** BEGIN **
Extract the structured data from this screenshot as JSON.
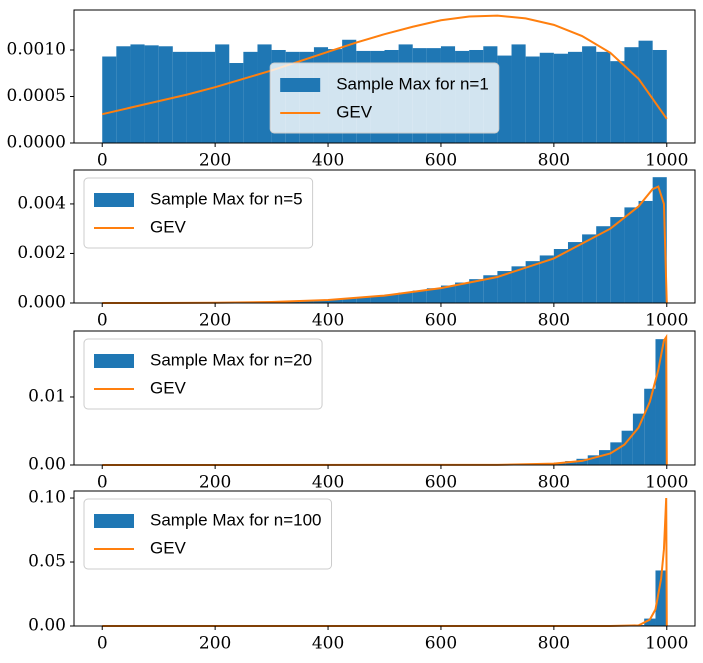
{
  "chart_data": [
    {
      "type": "histogram",
      "legend": "lower center",
      "xlim": [
        -50,
        1050
      ],
      "ylim": [
        0,
        0.00143
      ],
      "xticks": [
        0,
        200,
        400,
        600,
        800,
        1000
      ],
      "yticks": [
        {
          "value": 0,
          "label": "0.0000"
        },
        0.0005,
        {
          "value": 0.001,
          "label": "0.0010"
        }
      ],
      "bins": [
        0,
        25,
        50,
        75,
        100,
        125,
        150,
        175,
        200,
        225,
        250,
        275,
        300,
        325,
        350,
        375,
        400,
        425,
        450,
        475,
        500,
        525,
        550,
        575,
        600,
        625,
        650,
        675,
        700,
        725,
        750,
        775,
        800,
        825,
        850,
        875,
        900,
        925,
        950,
        975,
        1000
      ],
      "series": [
        {
          "name": "Sample Max for n=1",
          "color": "#1f77b4",
          "values": [
            0.00093,
            0.00104,
            0.00106,
            0.00105,
            0.00104,
            0.00098,
            0.00098,
            0.00098,
            0.00106,
            0.00086,
            0.00098,
            0.00106,
            0.001,
            0.00098,
            0.00098,
            0.00103,
            0.00101,
            0.00111,
            0.00099,
            0.00099,
            0.001,
            0.00106,
            0.00102,
            0.00102,
            0.00104,
            0.00099,
            0.001,
            0.00104,
            0.00094,
            0.00106,
            0.00093,
            0.00097,
            0.00096,
            0.00098,
            0.00104,
            0.00098,
            0.00088,
            0.00103,
            0.0011,
            0.001
          ]
        },
        {
          "name": "GEV",
          "color": "#ff7f0e",
          "type": "line",
          "x": [
            0,
            50,
            100,
            150,
            200,
            250,
            300,
            350,
            400,
            450,
            500,
            550,
            600,
            650,
            700,
            750,
            800,
            850,
            900,
            950,
            1000
          ],
          "values": [
            0.00031,
            0.00038,
            0.00045,
            0.00052,
            0.0006,
            0.00069,
            0.00078,
            0.00088,
            0.00098,
            0.00108,
            0.00117,
            0.00125,
            0.00132,
            0.00136,
            0.00137,
            0.00134,
            0.00127,
            0.00115,
            0.00097,
            0.00069,
            0.00026
          ]
        }
      ]
    },
    {
      "type": "histogram",
      "legend": "upper left",
      "xlim": [
        -50,
        1050
      ],
      "ylim": [
        0,
        0.00537
      ],
      "xticks": [
        0,
        200,
        400,
        600,
        800,
        1000
      ],
      "yticks": [
        {
          "value": 0,
          "label": "0.000"
        },
        0.002,
        0.004
      ],
      "bins": [
        0,
        25,
        50,
        75,
        100,
        125,
        150,
        175,
        200,
        225,
        250,
        275,
        300,
        325,
        350,
        375,
        400,
        425,
        450,
        475,
        500,
        525,
        550,
        575,
        600,
        625,
        650,
        675,
        700,
        725,
        750,
        775,
        800,
        825,
        850,
        875,
        900,
        925,
        950,
        975,
        1000
      ],
      "series": [
        {
          "name": "Sample Max for n=5",
          "color": "#1f77b4",
          "values": [
            0,
            0,
            0,
            0,
            0,
            0,
            0,
            6e-06,
            1e-05,
            1.6e-05,
            2.4e-05,
            3.4e-05,
            4.8e-05,
            6.5e-05,
            8.6e-05,
            0.000113,
            0.000145,
            0.000183,
            0.000229,
            0.000282,
            0.000345,
            0.000417,
            0.000501,
            0.000596,
            0.000704,
            0.000826,
            0.000963,
            0.00112,
            0.00129,
            0.00148,
            0.00169,
            0.00192,
            0.00218,
            0.00246,
            0.00277,
            0.0031,
            0.00347,
            0.00386,
            0.00412,
            0.00508
          ]
        },
        {
          "name": "GEV",
          "color": "#ff7f0e",
          "type": "line",
          "x": [
            0,
            100,
            200,
            300,
            400,
            500,
            600,
            700,
            800,
            900,
            950,
            975,
            985,
            995,
            1000
          ],
          "values": [
            0,
            0,
            1e-05,
            4e-05,
            0.00012,
            0.0003,
            0.0006,
            0.00105,
            0.0018,
            0.003,
            0.0039,
            0.0046,
            0.0047,
            0.004,
            0
          ]
        }
      ]
    },
    {
      "type": "histogram",
      "legend": "upper left",
      "xlim": [
        -50,
        1050
      ],
      "ylim": [
        0,
        0.0197
      ],
      "xticks": [
        0,
        200,
        400,
        600,
        800,
        1000
      ],
      "yticks": [
        {
          "value": 0,
          "label": "0.00"
        },
        0.01
      ],
      "bins": [
        0,
        20,
        40,
        60,
        80,
        100,
        120,
        140,
        160,
        180,
        200,
        220,
        240,
        260,
        280,
        300,
        320,
        340,
        360,
        380,
        400,
        420,
        440,
        460,
        480,
        500,
        520,
        540,
        560,
        580,
        600,
        620,
        640,
        660,
        680,
        700,
        720,
        740,
        760,
        780,
        800,
        820,
        840,
        860,
        880,
        900,
        920,
        940,
        960,
        980,
        1000
      ],
      "series": [
        {
          "name": "Sample Max for n=20",
          "color": "#1f77b4",
          "values": [
            0,
            0,
            0,
            0,
            0,
            0,
            0,
            0,
            0,
            0,
            0,
            0,
            0,
            0,
            0,
            0,
            0,
            0,
            0,
            0,
            0,
            0,
            0,
            0,
            0,
            0,
            0,
            0,
            0,
            0,
            0,
            0,
            0,
            1e-05,
            2e-05,
            3e-05,
            5e-05,
            8e-05,
            0.00014,
            0.00023,
            0.00036,
            0.00058,
            0.00091,
            0.00142,
            0.00219,
            0.00333,
            0.00504,
            0.00755,
            0.01121,
            0.0185
          ]
        },
        {
          "name": "GEV",
          "color": "#ff7f0e",
          "type": "line",
          "x": [
            0,
            700,
            800,
            850,
            900,
            925,
            950,
            970,
            985,
            995,
            999,
            1000
          ],
          "values": [
            0,
            2e-05,
            0.0002,
            0.0006,
            0.0017,
            0.003,
            0.0055,
            0.0093,
            0.014,
            0.0183,
            0.0188,
            0
          ]
        }
      ]
    },
    {
      "type": "histogram",
      "legend": "upper left",
      "xlim": [
        -50,
        1050
      ],
      "ylim": [
        0,
        0.1055
      ],
      "xticks": [
        0,
        200,
        400,
        600,
        800,
        1000
      ],
      "yticks": [
        {
          "value": 0,
          "label": "0.00"
        },
        0.05,
        {
          "value": 0.1,
          "label": "0.10"
        }
      ],
      "bins": [
        0,
        20,
        40,
        60,
        80,
        100,
        120,
        140,
        160,
        180,
        200,
        220,
        240,
        260,
        280,
        300,
        320,
        340,
        360,
        380,
        400,
        420,
        440,
        460,
        480,
        500,
        520,
        540,
        560,
        580,
        600,
        620,
        640,
        660,
        680,
        700,
        720,
        740,
        760,
        780,
        800,
        820,
        840,
        860,
        880,
        900,
        920,
        940,
        960,
        980,
        1000
      ],
      "series": [
        {
          "name": "Sample Max for n=100",
          "color": "#1f77b4",
          "values": [
            0,
            0,
            0,
            0,
            0,
            0,
            0,
            0,
            0,
            0,
            0,
            0,
            0,
            0,
            0,
            0,
            0,
            0,
            0,
            0,
            0,
            0,
            0,
            0,
            0,
            0,
            0,
            0,
            0,
            0,
            0,
            0,
            0,
            0,
            0,
            0,
            0,
            0,
            0,
            0,
            0,
            0,
            0,
            0,
            0,
            1e-05,
            9e-05,
            0.00074,
            0.00579,
            0.0434
          ]
        },
        {
          "name": "GEV",
          "color": "#ff7f0e",
          "type": "line",
          "x": [
            0,
            900,
            950,
            970,
            980,
            990,
            995,
            999,
            1000
          ],
          "values": [
            0,
            0,
            0.0005,
            0.005,
            0.013,
            0.037,
            0.06,
            0.1,
            0
          ]
        }
      ]
    }
  ]
}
** END **
[Your instructions]
The word "Sample" may appear on some lines of these records; state how many such lines there are, and nothing else.

[Written solution]
4